* [PROBLEM] Extract each line containing the string "color".

* [DATA EXCERPTS]
● ● ● ●
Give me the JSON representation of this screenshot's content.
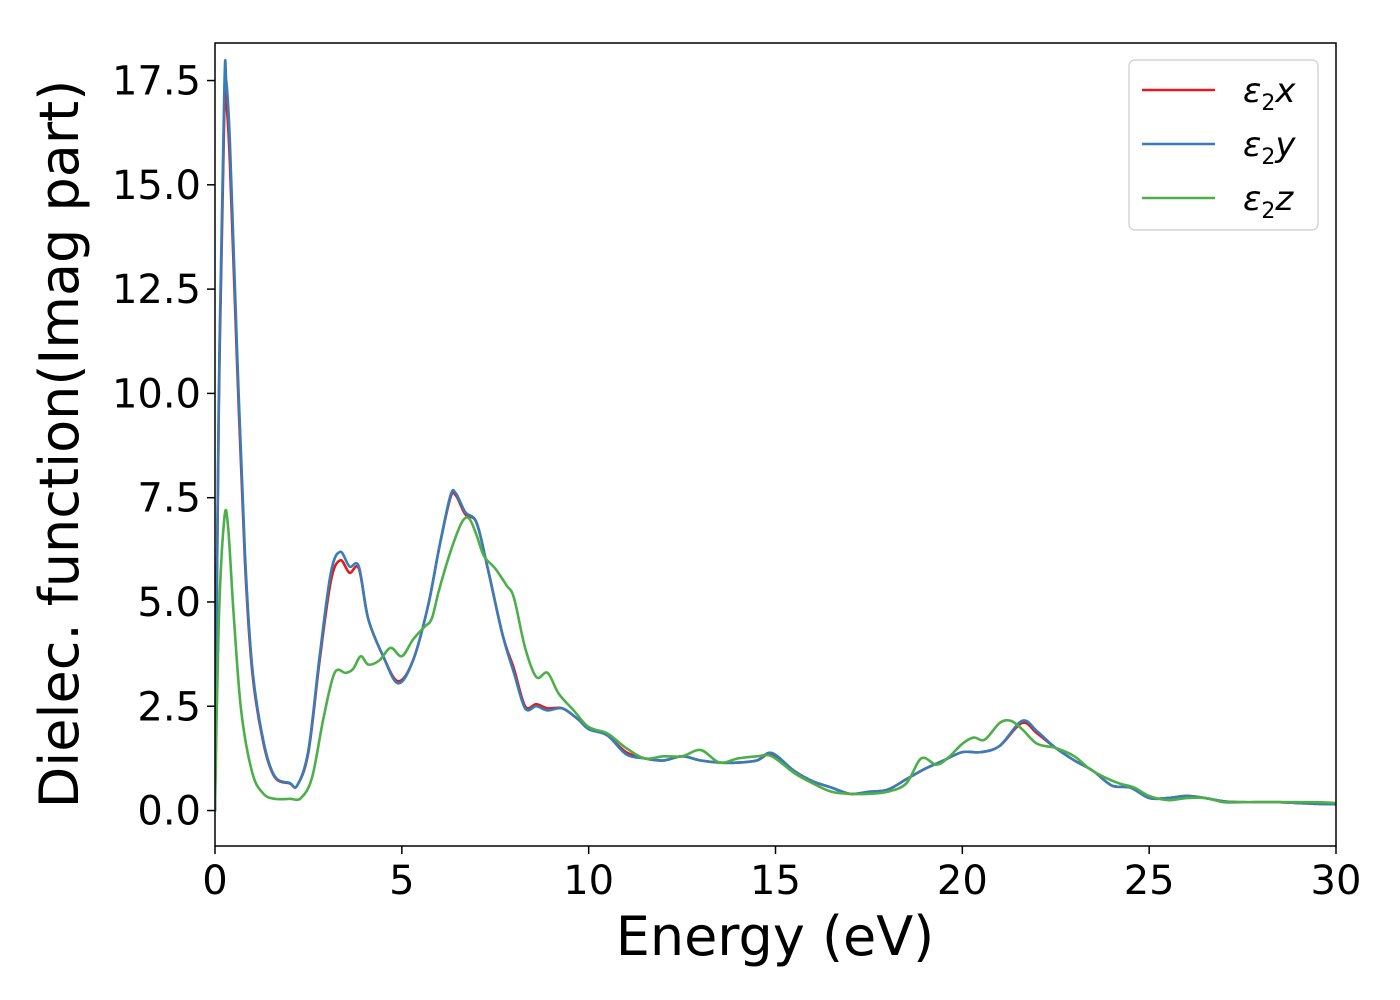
{
  "chart_data": {
    "type": "line",
    "title": "",
    "xlabel": "Energy (eV)",
    "ylabel": "Dielec. function(Imag part)",
    "xlim": [
      0,
      30
    ],
    "ylim": [
      -0.85,
      18.4
    ],
    "xticks": [
      "0",
      "5",
      "10",
      "15",
      "20",
      "25",
      "30"
    ],
    "yticks": [
      "0.0",
      "2.5",
      "5.0",
      "7.5",
      "10.0",
      "12.5",
      "15.0",
      "17.5"
    ],
    "grid": false,
    "legend_position": "top-right",
    "series": [
      {
        "name": "ε2x",
        "legend_main": "ε",
        "legend_sub": "2",
        "legend_tail": "x",
        "color": "#e41a1c",
        "x": [
          0.0,
          0.1,
          0.25,
          0.3,
          0.4,
          0.6,
          0.8,
          1.0,
          1.3,
          1.6,
          2.0,
          2.2,
          2.5,
          2.8,
          3.1,
          3.35,
          3.6,
          3.85,
          4.1,
          4.5,
          4.9,
          5.3,
          5.7,
          6.0,
          6.3,
          6.45,
          6.7,
          7.0,
          7.3,
          7.7,
          8.0,
          8.3,
          8.6,
          8.9,
          9.3,
          9.7,
          10.0,
          10.5,
          11.0,
          11.5,
          12.0,
          12.5,
          13.0,
          13.5,
          14.0,
          14.5,
          14.9,
          15.5,
          16.0,
          16.5,
          17.0,
          17.5,
          18.0,
          18.5,
          19.0,
          19.5,
          20.0,
          20.5,
          21.0,
          21.6,
          22.0,
          22.5,
          23.0,
          23.5,
          24.0,
          24.5,
          25.0,
          25.5,
          26.0,
          26.5,
          27.0,
          27.5,
          28.0,
          28.5,
          29.0,
          29.5,
          30.0
        ],
        "y": [
          0.0,
          9.5,
          16.8,
          17.0,
          15.5,
          10.5,
          6.0,
          3.3,
          1.6,
          0.8,
          0.65,
          0.6,
          1.4,
          3.6,
          5.5,
          6.0,
          5.7,
          5.8,
          4.6,
          3.7,
          3.1,
          3.6,
          4.9,
          6.3,
          7.5,
          7.55,
          7.1,
          6.9,
          5.8,
          4.2,
          3.4,
          2.5,
          2.55,
          2.45,
          2.45,
          2.2,
          2.0,
          1.8,
          1.4,
          1.25,
          1.2,
          1.3,
          1.2,
          1.15,
          1.15,
          1.2,
          1.35,
          0.95,
          0.7,
          0.55,
          0.4,
          0.45,
          0.5,
          0.75,
          1.0,
          1.2,
          1.4,
          1.4,
          1.55,
          2.1,
          1.85,
          1.5,
          1.2,
          0.95,
          0.6,
          0.55,
          0.3,
          0.3,
          0.35,
          0.3,
          0.22,
          0.2,
          0.2,
          0.2,
          0.18,
          0.16,
          0.15
        ]
      },
      {
        "name": "ε2y",
        "legend_main": "ε",
        "legend_sub": "2",
        "legend_tail": "y",
        "color": "#377eb8",
        "x": [
          0.0,
          0.1,
          0.25,
          0.3,
          0.4,
          0.6,
          0.8,
          1.0,
          1.3,
          1.6,
          2.0,
          2.2,
          2.5,
          2.8,
          3.1,
          3.35,
          3.6,
          3.85,
          4.1,
          4.5,
          4.9,
          5.3,
          5.7,
          6.0,
          6.3,
          6.45,
          6.7,
          7.0,
          7.3,
          7.7,
          8.0,
          8.3,
          8.6,
          8.9,
          9.3,
          9.7,
          10.0,
          10.5,
          11.0,
          11.5,
          12.0,
          12.5,
          13.0,
          13.5,
          14.0,
          14.5,
          14.9,
          15.5,
          16.0,
          16.5,
          17.0,
          17.5,
          18.0,
          18.5,
          19.0,
          19.5,
          20.0,
          20.5,
          21.0,
          21.6,
          22.0,
          22.5,
          23.0,
          23.5,
          24.0,
          24.5,
          25.0,
          25.5,
          26.0,
          26.5,
          27.0,
          27.5,
          28.0,
          28.5,
          29.0,
          29.5,
          30.0
        ],
        "y": [
          0.0,
          9.8,
          17.3,
          17.5,
          16.0,
          10.8,
          6.2,
          3.4,
          1.65,
          0.82,
          0.66,
          0.6,
          1.45,
          3.7,
          5.7,
          6.2,
          5.85,
          5.85,
          4.6,
          3.7,
          3.05,
          3.6,
          4.9,
          6.3,
          7.55,
          7.6,
          7.15,
          6.9,
          5.8,
          4.2,
          3.3,
          2.45,
          2.5,
          2.4,
          2.45,
          2.2,
          1.95,
          1.8,
          1.35,
          1.25,
          1.2,
          1.3,
          1.2,
          1.15,
          1.15,
          1.2,
          1.38,
          0.95,
          0.7,
          0.55,
          0.4,
          0.45,
          0.5,
          0.75,
          1.0,
          1.2,
          1.4,
          1.4,
          1.55,
          2.15,
          1.9,
          1.5,
          1.2,
          0.95,
          0.6,
          0.55,
          0.3,
          0.3,
          0.35,
          0.3,
          0.22,
          0.2,
          0.2,
          0.2,
          0.18,
          0.16,
          0.15
        ]
      },
      {
        "name": "ε2z",
        "legend_main": "ε",
        "legend_sub": "2",
        "legend_tail": "z",
        "color": "#4daf4a",
        "x": [
          0.0,
          0.1,
          0.25,
          0.35,
          0.5,
          0.7,
          1.0,
          1.3,
          1.6,
          2.0,
          2.3,
          2.6,
          2.9,
          3.2,
          3.5,
          3.7,
          3.9,
          4.1,
          4.4,
          4.7,
          5.0,
          5.3,
          5.6,
          5.8,
          6.0,
          6.3,
          6.6,
          6.8,
          7.0,
          7.2,
          7.5,
          7.8,
          8.0,
          8.3,
          8.6,
          8.9,
          9.2,
          9.6,
          10.0,
          10.5,
          11.0,
          11.5,
          12.0,
          12.5,
          13.0,
          13.5,
          14.0,
          14.5,
          14.9,
          15.5,
          16.0,
          16.5,
          17.0,
          17.5,
          18.0,
          18.5,
          18.9,
          19.3,
          19.6,
          20.0,
          20.3,
          20.6,
          21.0,
          21.3,
          21.6,
          22.0,
          22.5,
          23.0,
          23.4,
          23.8,
          24.2,
          24.6,
          25.0,
          25.5,
          26.0,
          26.5,
          27.0,
          27.5,
          28.0,
          28.5,
          29.0,
          29.5,
          30.0
        ],
        "y": [
          0.0,
          4.5,
          7.0,
          6.8,
          4.7,
          2.4,
          0.9,
          0.4,
          0.28,
          0.28,
          0.3,
          0.8,
          2.2,
          3.3,
          3.3,
          3.4,
          3.7,
          3.5,
          3.6,
          3.9,
          3.7,
          4.1,
          4.4,
          4.6,
          5.3,
          6.2,
          6.9,
          7.0,
          6.6,
          6.1,
          5.8,
          5.4,
          5.1,
          3.9,
          3.2,
          3.3,
          2.8,
          2.4,
          2.0,
          1.85,
          1.5,
          1.25,
          1.3,
          1.3,
          1.45,
          1.15,
          1.25,
          1.3,
          1.3,
          0.9,
          0.65,
          0.45,
          0.4,
          0.4,
          0.45,
          0.65,
          1.25,
          1.1,
          1.25,
          1.6,
          1.75,
          1.7,
          2.1,
          2.15,
          1.95,
          1.6,
          1.5,
          1.3,
          1.0,
          0.8,
          0.65,
          0.55,
          0.35,
          0.25,
          0.3,
          0.3,
          0.2,
          0.2,
          0.2,
          0.2,
          0.2,
          0.2,
          0.18
        ]
      }
    ]
  }
}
● ● ● ●
* [THE OUTPUT]
        "color": "#e41a1c",
        "color": "#377eb8",
        "color": "#4daf4a",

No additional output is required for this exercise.